## start LISTED RECORDS

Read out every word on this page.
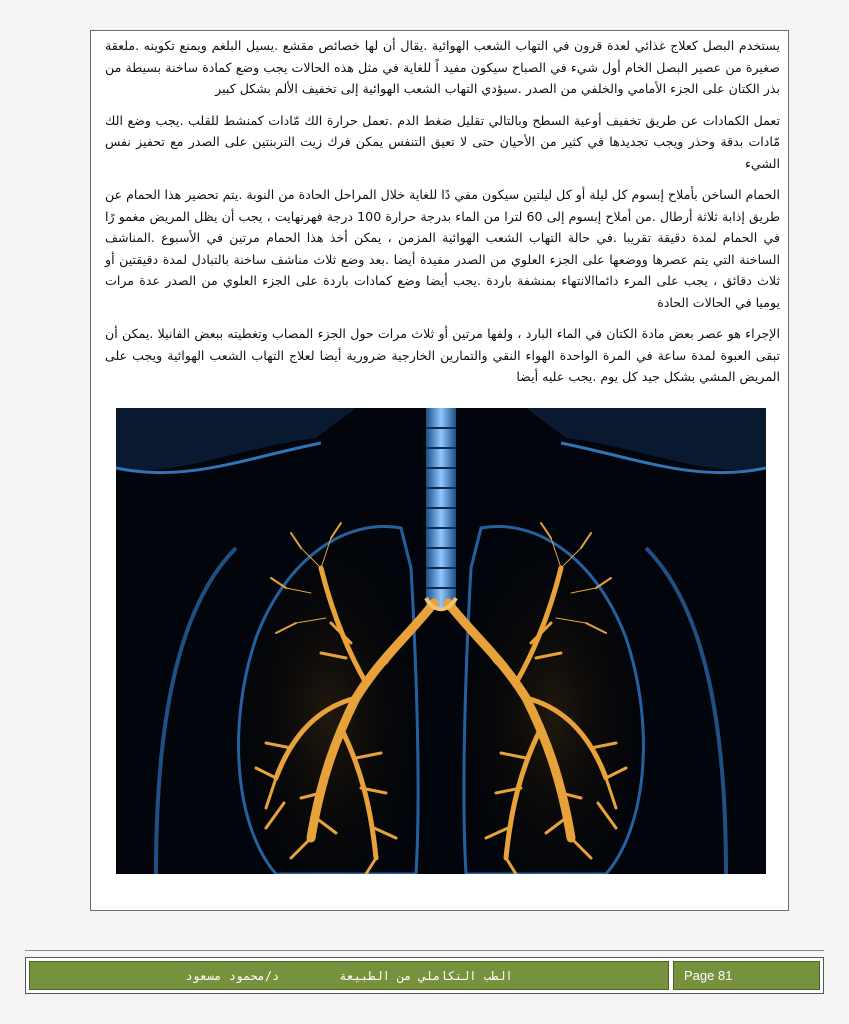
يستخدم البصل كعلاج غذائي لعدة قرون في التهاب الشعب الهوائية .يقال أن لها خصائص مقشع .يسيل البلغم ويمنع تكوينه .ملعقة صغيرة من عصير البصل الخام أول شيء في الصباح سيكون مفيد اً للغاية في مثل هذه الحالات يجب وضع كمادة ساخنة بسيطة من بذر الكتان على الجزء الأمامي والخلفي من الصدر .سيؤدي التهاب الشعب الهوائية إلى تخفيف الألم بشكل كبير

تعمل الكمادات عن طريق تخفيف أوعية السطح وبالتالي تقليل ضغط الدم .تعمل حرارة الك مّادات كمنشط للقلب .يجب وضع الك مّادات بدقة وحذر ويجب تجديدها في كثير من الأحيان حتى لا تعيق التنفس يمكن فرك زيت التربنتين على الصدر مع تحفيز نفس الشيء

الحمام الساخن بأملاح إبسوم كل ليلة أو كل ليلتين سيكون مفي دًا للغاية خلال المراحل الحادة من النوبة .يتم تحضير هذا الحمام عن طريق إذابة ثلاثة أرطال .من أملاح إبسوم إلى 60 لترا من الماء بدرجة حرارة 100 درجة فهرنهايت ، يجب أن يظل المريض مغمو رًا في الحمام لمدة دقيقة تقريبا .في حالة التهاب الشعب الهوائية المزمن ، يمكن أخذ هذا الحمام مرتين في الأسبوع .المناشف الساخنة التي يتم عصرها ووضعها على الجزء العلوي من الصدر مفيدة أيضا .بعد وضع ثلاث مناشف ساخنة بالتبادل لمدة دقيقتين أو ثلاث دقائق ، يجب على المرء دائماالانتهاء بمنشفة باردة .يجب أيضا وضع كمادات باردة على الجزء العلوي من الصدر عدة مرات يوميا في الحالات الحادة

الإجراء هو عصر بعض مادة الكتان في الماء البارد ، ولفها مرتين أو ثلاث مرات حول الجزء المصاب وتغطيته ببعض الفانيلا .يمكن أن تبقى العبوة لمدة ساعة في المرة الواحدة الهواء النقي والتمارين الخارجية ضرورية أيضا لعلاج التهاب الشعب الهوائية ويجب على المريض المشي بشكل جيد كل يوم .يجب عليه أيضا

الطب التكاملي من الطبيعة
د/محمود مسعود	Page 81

## end LISTED RECORDS

### EXERCISE DIRECTIONS
Without the pictures, output the full listing exactly as it stands.

### SOLUTION FOR THIS TASK
Read out every word on this page.
يستخدم البصل كعلاج غذائي لعدة قرون في التهاب الشعب الهوائية .يقال أن لها خصائص مقشع .يسيل البلغم ويمنع تكوينه .ملعقة صغيرة من عصير البصل الخام أول شيء في الصباح سيكون مفيد اً للغاية في مثل هذه الحالات يجب وضع كمادة ساخنة بسيطة من بذر الكتان على الجزء الأمامي والخلفي من الصدر .سيؤدي التهاب الشعب الهوائية إلى تخفيف الألم بشكل كبير

تعمل الكمادات عن طريق تخفيف أوعية السطح وبالتالي تقليل ضغط الدم .تعمل حرارة الك مّادات كمنشط للقلب .يجب وضع الك مّادات بدقة وحذر ويجب تجديدها في كثير من الأحيان حتى لا تعيق التنفس يمكن فرك زيت التربنتين على الصدر مع تحفيز نفس الشيء

الحمام الساخن بأملاح إبسوم كل ليلة أو كل ليلتين سيكون مفي دًا للغاية خلال المراحل الحادة من النوبة .يتم تحضير هذا الحمام عن طريق إذابة ثلاثة أرطال .من أملاح إبسوم إلى 60 لترا من الماء بدرجة حرارة 100 درجة فهرنهايت ، يجب أن يظل المريض مغمو رًا في الحمام لمدة دقيقة تقريبا .في حالة التهاب الشعب الهوائية المزمن ، يمكن أخذ هذا الحمام مرتين في الأسبوع .المناشف الساخنة التي يتم عصرها ووضعها على الجزء العلوي من الصدر مفيدة أيضا .بعد وضع ثلاث مناشف ساخنة بالتبادل لمدة دقيقتين أو ثلاث دقائق ، يجب على المرء دائماالانتهاء بمنشفة باردة .يجب أيضا وضع كمادات باردة على الجزء العلوي من الصدر عدة مرات يوميا في الحالات الحادة

الإجراء هو عصر بعض مادة الكتان في الماء البارد ، ولفها مرتين أو ثلاث مرات حول الجزء المصاب وتغطيته ببعض الفانيلا .يمكن أن تبقى العبوة لمدة ساعة في المرة الواحدة الهواء النقي والتمارين الخارجية ضرورية أيضا لعلاج التهاب الشعب الهوائية ويجب على المريض المشي بشكل جيد كل يوم .يجب عليه أيضا

الطب التكاملي من الطبيعة
د/محمود مسعود	Page 81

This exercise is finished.